WHAT IS ASKED: Exclude the pictures; give every entry again exactly as written.

DATA ROWS:
* start *

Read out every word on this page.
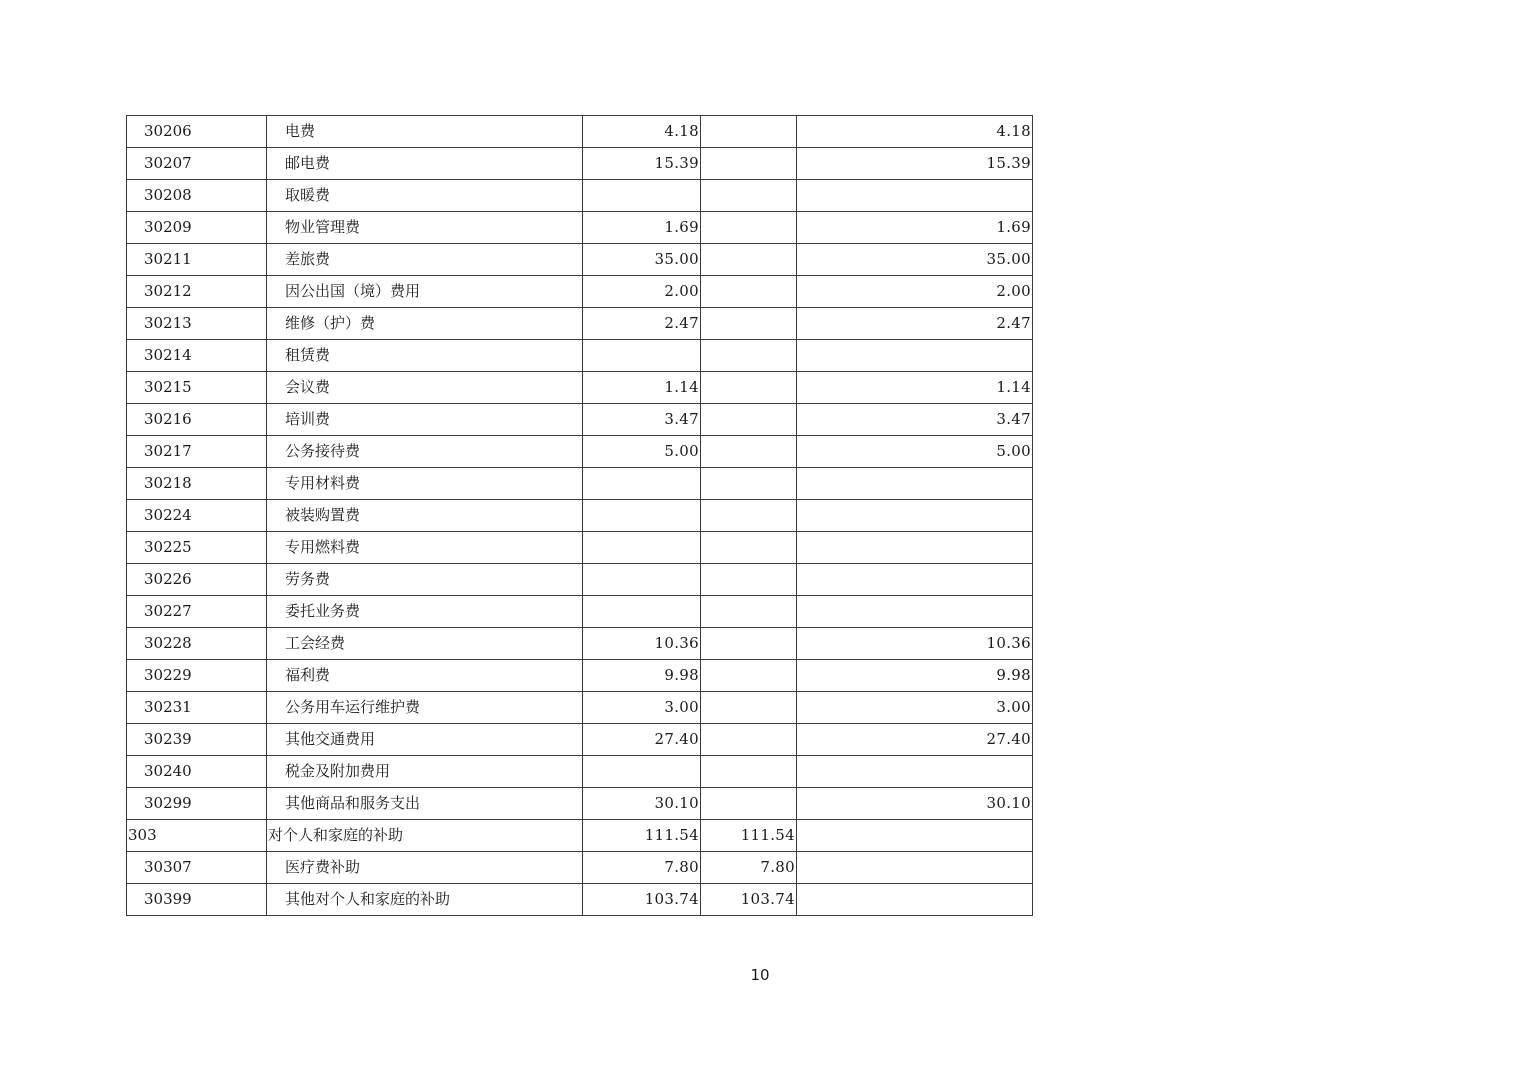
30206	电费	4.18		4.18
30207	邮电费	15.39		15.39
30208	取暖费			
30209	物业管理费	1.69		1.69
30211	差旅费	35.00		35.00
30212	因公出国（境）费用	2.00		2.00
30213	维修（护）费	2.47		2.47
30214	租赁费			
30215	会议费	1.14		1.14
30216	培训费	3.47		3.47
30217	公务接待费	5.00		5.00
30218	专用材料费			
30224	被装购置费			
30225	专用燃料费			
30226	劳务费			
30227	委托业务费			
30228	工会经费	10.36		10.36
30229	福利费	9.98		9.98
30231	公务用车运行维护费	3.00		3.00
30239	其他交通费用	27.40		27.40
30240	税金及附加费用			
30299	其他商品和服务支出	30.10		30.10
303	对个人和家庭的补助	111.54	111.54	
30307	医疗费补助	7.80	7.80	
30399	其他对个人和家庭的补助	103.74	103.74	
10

* end *

ANSWER TO THE PROBLEM:
Read out every word on this page.
30206	电费	4.18		4.18
30207	邮电费	15.39		15.39
30208	取暖费			
30209	物业管理费	1.69		1.69
30211	差旅费	35.00		35.00
30212	因公出国（境）费用	2.00		2.00
30213	维修（护）费	2.47		2.47
30214	租赁费			
30215	会议费	1.14		1.14
30216	培训费	3.47		3.47
30217	公务接待费	5.00		5.00
30218	专用材料费			
30224	被装购置费			
30225	专用燃料费			
30226	劳务费			
30227	委托业务费			
30228	工会经费	10.36		10.36
30229	福利费	9.98		9.98
30231	公务用车运行维护费	3.00		3.00
30239	其他交通费用	27.40		27.40
30240	税金及附加费用			
30299	其他商品和服务支出	30.10		30.10
303	对个人和家庭的补助	111.54	111.54	
30307	医疗费补助	7.80	7.80	
30399	其他对个人和家庭的补助	103.74	103.74	
10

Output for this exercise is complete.